- MATERIAL PROVIDED
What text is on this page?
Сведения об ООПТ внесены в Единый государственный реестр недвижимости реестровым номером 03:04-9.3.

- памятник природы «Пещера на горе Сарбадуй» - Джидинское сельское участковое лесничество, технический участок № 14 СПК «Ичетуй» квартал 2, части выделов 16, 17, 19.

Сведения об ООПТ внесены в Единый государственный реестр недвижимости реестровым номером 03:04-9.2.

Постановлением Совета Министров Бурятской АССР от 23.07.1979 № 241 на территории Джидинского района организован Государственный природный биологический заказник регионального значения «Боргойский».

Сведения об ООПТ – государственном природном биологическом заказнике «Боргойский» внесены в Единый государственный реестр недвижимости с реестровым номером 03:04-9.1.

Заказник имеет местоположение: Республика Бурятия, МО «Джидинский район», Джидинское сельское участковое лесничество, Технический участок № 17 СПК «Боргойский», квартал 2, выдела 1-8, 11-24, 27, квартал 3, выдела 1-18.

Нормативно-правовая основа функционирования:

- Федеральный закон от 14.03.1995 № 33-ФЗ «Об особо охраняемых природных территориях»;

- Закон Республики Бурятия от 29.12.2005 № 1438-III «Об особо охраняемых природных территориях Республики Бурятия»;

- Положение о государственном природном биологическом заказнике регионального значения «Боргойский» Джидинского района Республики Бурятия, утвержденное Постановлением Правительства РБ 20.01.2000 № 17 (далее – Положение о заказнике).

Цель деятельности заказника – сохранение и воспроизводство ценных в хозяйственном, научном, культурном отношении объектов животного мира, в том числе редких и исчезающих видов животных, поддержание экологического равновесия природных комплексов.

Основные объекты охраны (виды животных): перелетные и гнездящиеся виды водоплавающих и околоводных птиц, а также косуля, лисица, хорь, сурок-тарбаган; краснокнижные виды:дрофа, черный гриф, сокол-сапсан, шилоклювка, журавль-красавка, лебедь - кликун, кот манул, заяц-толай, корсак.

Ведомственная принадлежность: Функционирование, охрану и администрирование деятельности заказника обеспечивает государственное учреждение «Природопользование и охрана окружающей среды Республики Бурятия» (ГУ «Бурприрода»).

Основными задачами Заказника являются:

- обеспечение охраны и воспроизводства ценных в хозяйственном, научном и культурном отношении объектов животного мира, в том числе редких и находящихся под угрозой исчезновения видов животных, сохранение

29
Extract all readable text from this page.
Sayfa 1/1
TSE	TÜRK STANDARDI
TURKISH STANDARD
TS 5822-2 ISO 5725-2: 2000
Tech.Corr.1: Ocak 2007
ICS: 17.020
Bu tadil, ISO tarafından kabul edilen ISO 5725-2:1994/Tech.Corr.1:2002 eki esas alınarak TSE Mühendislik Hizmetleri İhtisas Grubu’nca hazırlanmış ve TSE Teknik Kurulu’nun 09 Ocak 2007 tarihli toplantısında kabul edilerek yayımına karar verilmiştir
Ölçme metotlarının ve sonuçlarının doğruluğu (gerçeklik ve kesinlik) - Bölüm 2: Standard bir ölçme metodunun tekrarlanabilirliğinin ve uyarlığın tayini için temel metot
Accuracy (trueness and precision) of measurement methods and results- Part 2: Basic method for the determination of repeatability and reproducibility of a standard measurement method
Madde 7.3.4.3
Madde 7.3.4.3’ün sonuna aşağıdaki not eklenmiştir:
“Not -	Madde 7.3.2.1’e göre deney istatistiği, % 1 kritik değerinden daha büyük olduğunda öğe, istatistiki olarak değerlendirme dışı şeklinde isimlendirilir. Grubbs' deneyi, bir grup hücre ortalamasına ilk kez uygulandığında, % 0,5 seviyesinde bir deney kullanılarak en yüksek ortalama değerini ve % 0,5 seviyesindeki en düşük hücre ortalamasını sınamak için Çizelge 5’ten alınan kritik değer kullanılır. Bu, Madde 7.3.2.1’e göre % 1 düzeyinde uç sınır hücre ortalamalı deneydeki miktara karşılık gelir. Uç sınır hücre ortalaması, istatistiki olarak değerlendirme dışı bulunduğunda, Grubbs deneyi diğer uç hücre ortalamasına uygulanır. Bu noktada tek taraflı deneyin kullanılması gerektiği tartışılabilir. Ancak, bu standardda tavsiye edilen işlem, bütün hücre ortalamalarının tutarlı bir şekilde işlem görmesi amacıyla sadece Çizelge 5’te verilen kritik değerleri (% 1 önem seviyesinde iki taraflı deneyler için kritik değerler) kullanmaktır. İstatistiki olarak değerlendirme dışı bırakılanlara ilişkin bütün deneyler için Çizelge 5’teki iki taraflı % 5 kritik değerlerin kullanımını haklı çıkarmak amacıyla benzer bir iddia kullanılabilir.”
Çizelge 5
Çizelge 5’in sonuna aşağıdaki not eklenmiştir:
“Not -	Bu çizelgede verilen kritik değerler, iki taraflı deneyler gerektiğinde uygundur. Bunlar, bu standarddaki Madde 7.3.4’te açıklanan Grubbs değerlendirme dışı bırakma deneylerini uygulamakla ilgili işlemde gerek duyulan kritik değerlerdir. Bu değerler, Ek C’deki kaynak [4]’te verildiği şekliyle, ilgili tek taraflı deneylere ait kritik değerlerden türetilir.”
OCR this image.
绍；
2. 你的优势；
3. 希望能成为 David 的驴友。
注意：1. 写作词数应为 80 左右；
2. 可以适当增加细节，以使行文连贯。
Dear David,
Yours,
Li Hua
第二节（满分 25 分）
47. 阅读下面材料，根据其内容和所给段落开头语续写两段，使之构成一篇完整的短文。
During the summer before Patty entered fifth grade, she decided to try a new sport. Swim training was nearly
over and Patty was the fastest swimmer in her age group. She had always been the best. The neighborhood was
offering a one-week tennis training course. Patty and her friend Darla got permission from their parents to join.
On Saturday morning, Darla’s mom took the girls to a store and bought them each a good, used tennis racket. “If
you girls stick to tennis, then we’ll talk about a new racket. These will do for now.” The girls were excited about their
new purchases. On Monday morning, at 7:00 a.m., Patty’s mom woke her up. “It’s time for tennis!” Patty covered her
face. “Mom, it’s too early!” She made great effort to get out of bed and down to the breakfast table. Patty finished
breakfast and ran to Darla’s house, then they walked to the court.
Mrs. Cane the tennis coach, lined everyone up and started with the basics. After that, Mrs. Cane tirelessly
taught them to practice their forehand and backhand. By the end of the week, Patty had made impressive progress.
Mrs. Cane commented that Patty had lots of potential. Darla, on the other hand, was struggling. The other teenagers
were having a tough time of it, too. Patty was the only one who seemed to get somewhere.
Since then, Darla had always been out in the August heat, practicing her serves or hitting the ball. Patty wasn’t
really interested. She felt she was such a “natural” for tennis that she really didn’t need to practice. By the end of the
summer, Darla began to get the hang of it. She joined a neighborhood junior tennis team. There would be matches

- TASK TO CARRY OUT
Using the records above, gather all lines where the string "tennis" is present.

- SOLUTION TO THIS PROBLEM
offering a one-week tennis training course. Patty and her friend Darla got permission from their parents to join.
On Saturday morning, Darla’s mom took the girls to a store and bought them each a good, used tennis racket. “If
you girls stick to tennis, then we’ll talk about a new racket. These will do for now.” The girls were excited about their
new purchases. On Monday morning, at 7:00 a.m., Patty’s mom woke her up. “It’s time for tennis!” Patty covered her
Mrs. Cane the tennis coach, lined everyone up and started with the basics. After that, Mrs. Cane tirelessly
really interested. She felt she was such a “natural” for tennis that she really didn’t need to practice. By the end of the
summer, Darla began to get the hang of it. She joined a neighborhood junior tennis team. There would be matches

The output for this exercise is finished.